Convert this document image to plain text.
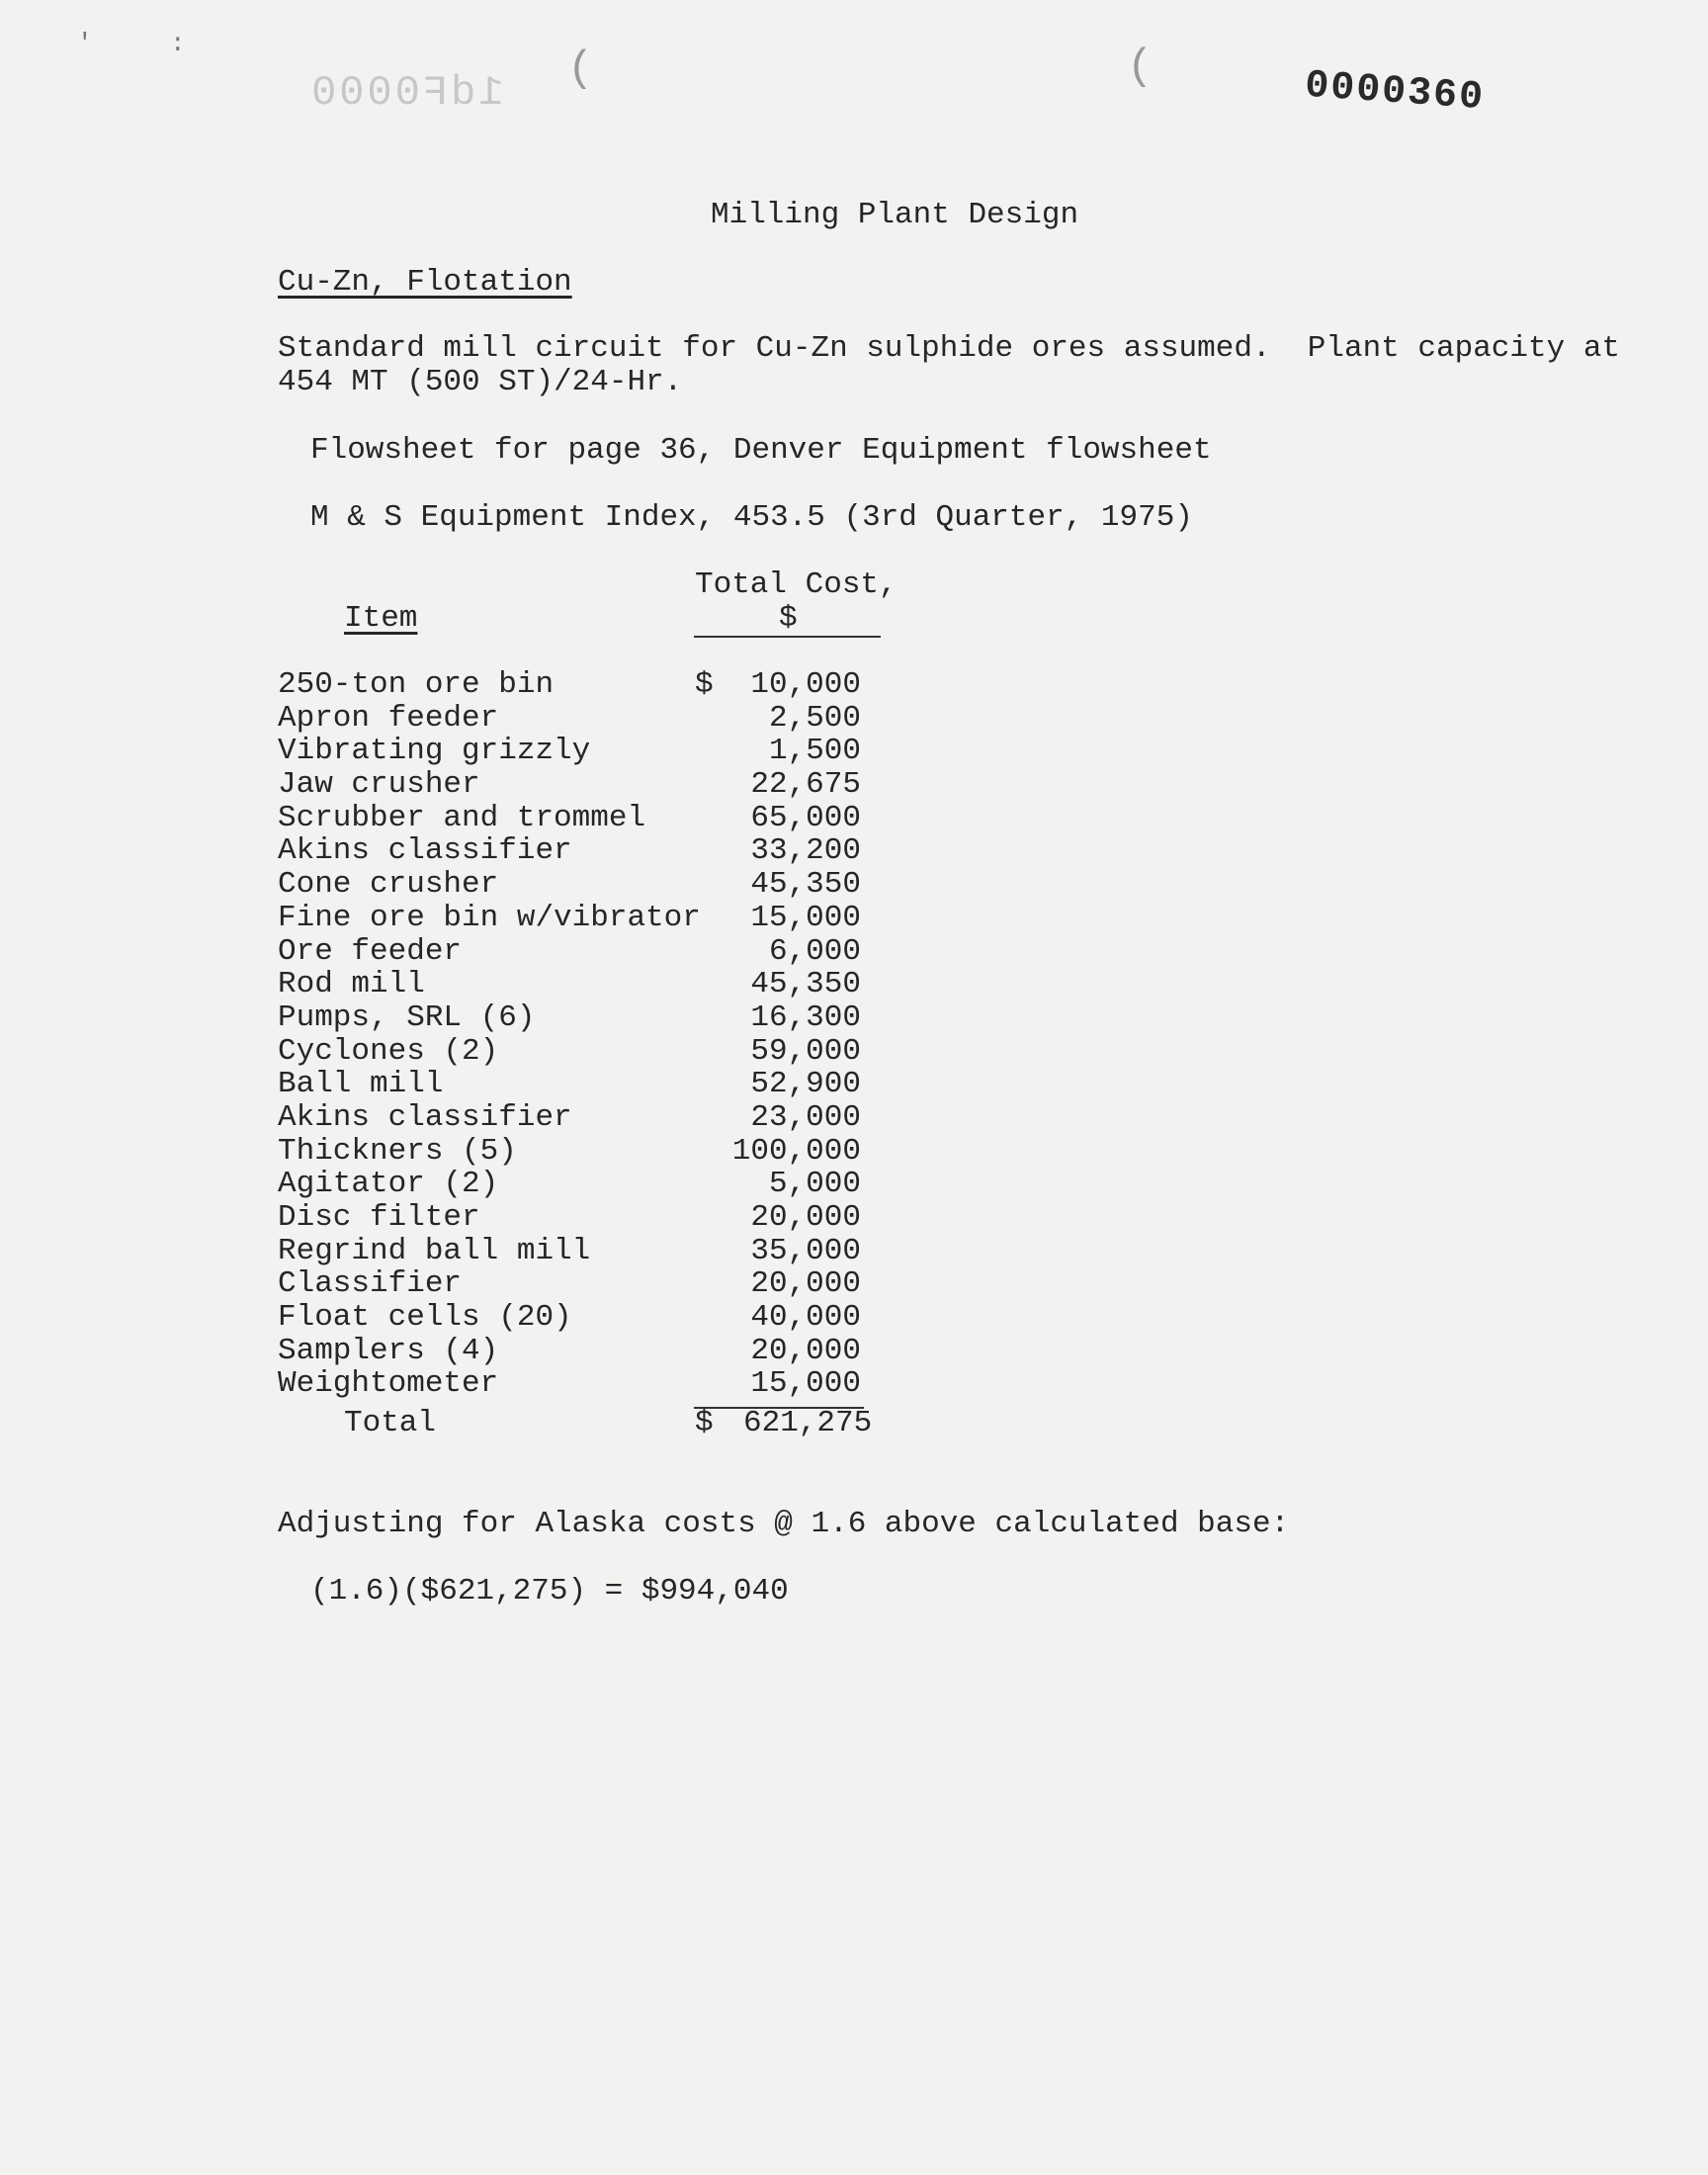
'	:
(	(
1dF0000	0000360
Milling Plant Design
Cu-Zn, Flotation
Standard mill circuit for Cu-Zn sulphide ores assumed.  Plant capacity at
454 MT (500 ST)/24-Hr.
Flowsheet for page 36, Denver Equipment flowsheet
M & S Equipment Index, 453.5 (3rd Quarter, 1975)
Item
Total Cost,
$
250-ton ore bin	$ 10,000
Apron feeder	2,500
Vibrating grizzly	1,500
Jaw crusher	22,675
Scrubber and trommel	65,000
Akins classifier	33,200
Cone crusher	45,350
Fine ore bin w/vibrator 15,000
Ore feeder	6,000
Rod mill	45,350
Pumps, SRL (6)	16,300
Cyclones (2)	59,000
Ball mill	52,900
Akins classifier	23,000
Thickners (5)	100,000
Agitator (2)	5,000
Disc filter	20,000
Regrind ball mill	35,000
Classifier	20,000
Float cells (20)	40,000
Samplers (4)	20,000
Weightometer	15,000
Total	$ 621,275
Adjusting for Alaska costs @ 1.6 above calculated base:
(1.6)($621,275) = $994,040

----------

- _WORK REQUIRED_:
Print out the entries once more, unchanged. No pictures.

- _TASK ANSWER_:
Convert this document image to plain text.
'	:
(	(
1dF0000	0000360
Milling Plant Design
Cu-Zn, Flotation
Standard mill circuit for Cu-Zn sulphide ores assumed.  Plant capacity at
454 MT (500 ST)/24-Hr.
Flowsheet for page 36, Denver Equipment flowsheet
M & S Equipment Index, 453.5 (3rd Quarter, 1975)
Item
Total Cost,
$
250-ton ore bin	$ 10,000
Apron feeder	2,500
Vibrating grizzly	1,500
Jaw crusher	22,675
Scrubber and trommel	65,000
Akins classifier	33,200
Cone crusher	45,350
Fine ore bin w/vibrator 15,000
Ore feeder	6,000
Rod mill	45,350
Pumps, SRL (6)	16,300
Cyclones (2)	59,000
Ball mill	52,900
Akins classifier	23,000
Thickners (5)	100,000
Agitator (2)	5,000
Disc filter	20,000
Regrind ball mill	35,000
Classifier	20,000
Float cells (20)	40,000
Samplers (4)	20,000
Weightometer	15,000
Total	$ 621,275
Adjusting for Alaska costs @ 1.6 above calculated base:
(1.6)($621,275) = $994,040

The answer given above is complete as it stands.